- _Records to use_

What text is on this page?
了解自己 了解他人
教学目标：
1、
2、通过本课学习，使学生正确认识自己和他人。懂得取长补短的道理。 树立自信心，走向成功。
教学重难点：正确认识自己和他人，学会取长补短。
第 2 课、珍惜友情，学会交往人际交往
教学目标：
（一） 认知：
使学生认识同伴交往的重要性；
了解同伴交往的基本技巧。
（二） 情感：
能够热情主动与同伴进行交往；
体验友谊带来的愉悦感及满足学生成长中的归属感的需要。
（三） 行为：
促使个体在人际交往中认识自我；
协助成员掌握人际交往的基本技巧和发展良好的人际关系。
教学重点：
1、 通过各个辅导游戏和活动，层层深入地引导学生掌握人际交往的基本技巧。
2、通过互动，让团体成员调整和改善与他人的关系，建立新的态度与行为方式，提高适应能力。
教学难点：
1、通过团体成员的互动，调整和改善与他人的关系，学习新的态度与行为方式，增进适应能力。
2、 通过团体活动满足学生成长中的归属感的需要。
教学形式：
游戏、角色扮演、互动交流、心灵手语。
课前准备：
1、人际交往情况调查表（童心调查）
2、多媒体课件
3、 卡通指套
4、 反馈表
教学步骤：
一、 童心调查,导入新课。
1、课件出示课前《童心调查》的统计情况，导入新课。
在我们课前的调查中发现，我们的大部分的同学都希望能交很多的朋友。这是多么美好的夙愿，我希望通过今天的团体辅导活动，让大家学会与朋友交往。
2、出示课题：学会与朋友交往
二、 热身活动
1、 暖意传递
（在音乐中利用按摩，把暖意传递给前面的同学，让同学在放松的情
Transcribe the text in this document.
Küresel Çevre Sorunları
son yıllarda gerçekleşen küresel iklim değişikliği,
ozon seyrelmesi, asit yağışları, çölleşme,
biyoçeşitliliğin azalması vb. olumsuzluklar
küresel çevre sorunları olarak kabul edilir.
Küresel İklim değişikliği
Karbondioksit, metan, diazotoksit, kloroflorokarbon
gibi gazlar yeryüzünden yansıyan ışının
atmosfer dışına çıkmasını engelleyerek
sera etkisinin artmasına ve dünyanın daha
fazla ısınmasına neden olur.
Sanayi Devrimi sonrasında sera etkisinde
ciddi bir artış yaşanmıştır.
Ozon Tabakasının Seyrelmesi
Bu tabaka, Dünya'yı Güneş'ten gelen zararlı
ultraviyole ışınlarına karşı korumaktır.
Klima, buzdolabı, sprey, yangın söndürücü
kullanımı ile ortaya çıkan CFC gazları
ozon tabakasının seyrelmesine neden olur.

- _Required task_
Quote every entry exactly.

- _Output_
What text is on this page?
了解自己 了解他人
教学目标：
1、
2、通过本课学习，使学生正确认识自己和他人。懂得取长补短的道理。 树立自信心，走向成功。
教学重难点：正确认识自己和他人，学会取长补短。
第 2 课、珍惜友情，学会交往人际交往
教学目标：
（一） 认知：
使学生认识同伴交往的重要性；
了解同伴交往的基本技巧。
（二） 情感：
能够热情主动与同伴进行交往；
体验友谊带来的愉悦感及满足学生成长中的归属感的需要。
（三） 行为：
促使个体在人际交往中认识自我；
协助成员掌握人际交往的基本技巧和发展良好的人际关系。
教学重点：
1、 通过各个辅导游戏和活动，层层深入地引导学生掌握人际交往的基本技巧。
2、通过互动，让团体成员调整和改善与他人的关系，建立新的态度与行为方式，提高适应能力。
教学难点：
1、通过团体成员的互动，调整和改善与他人的关系，学习新的态度与行为方式，增进适应能力。
2、 通过团体活动满足学生成长中的归属感的需要。
教学形式：
游戏、角色扮演、互动交流、心灵手语。
课前准备：
1、人际交往情况调查表（童心调查）
2、多媒体课件
3、 卡通指套
4、 反馈表
教学步骤：
一、 童心调查,导入新课。
1、课件出示课前《童心调查》的统计情况，导入新课。
在我们课前的调查中发现，我们的大部分的同学都希望能交很多的朋友。这是多么美好的夙愿，我希望通过今天的团体辅导活动，让大家学会与朋友交往。
2、出示课题：学会与朋友交往
二、 热身活动
1、 暖意传递
（在音乐中利用按摩，把暖意传递给前面的同学，让同学在放松的情
Transcribe the text in this document.
Küresel Çevre Sorunları
son yıllarda gerçekleşen küresel iklim değişikliği,
ozon seyrelmesi, asit yağışları, çölleşme,
biyoçeşitliliğin azalması vb. olumsuzluklar
küresel çevre sorunları olarak kabul edilir.
Küresel İklim değişikliği
Karbondioksit, metan, diazotoksit, kloroflorokarbon
gibi gazlar yeryüzünden yansıyan ışının
atmosfer dışına çıkmasını engelleyerek
sera etkisinin artmasına ve dünyanın daha
fazla ısınmasına neden olur.
Sanayi Devrimi sonrasında sera etkisinde
ciddi bir artış yaşanmıştır.
Ozon Tabakasının Seyrelmesi
Bu tabaka, Dünya'yı Güneş'ten gelen zararlı
ultraviyole ışınlarına karşı korumaktır.
Klima, buzdolabı, sprey, yangın söndürücü
kullanımı ile ortaya çıkan CFC gazları
ozon tabakasının seyrelmesine neden olur.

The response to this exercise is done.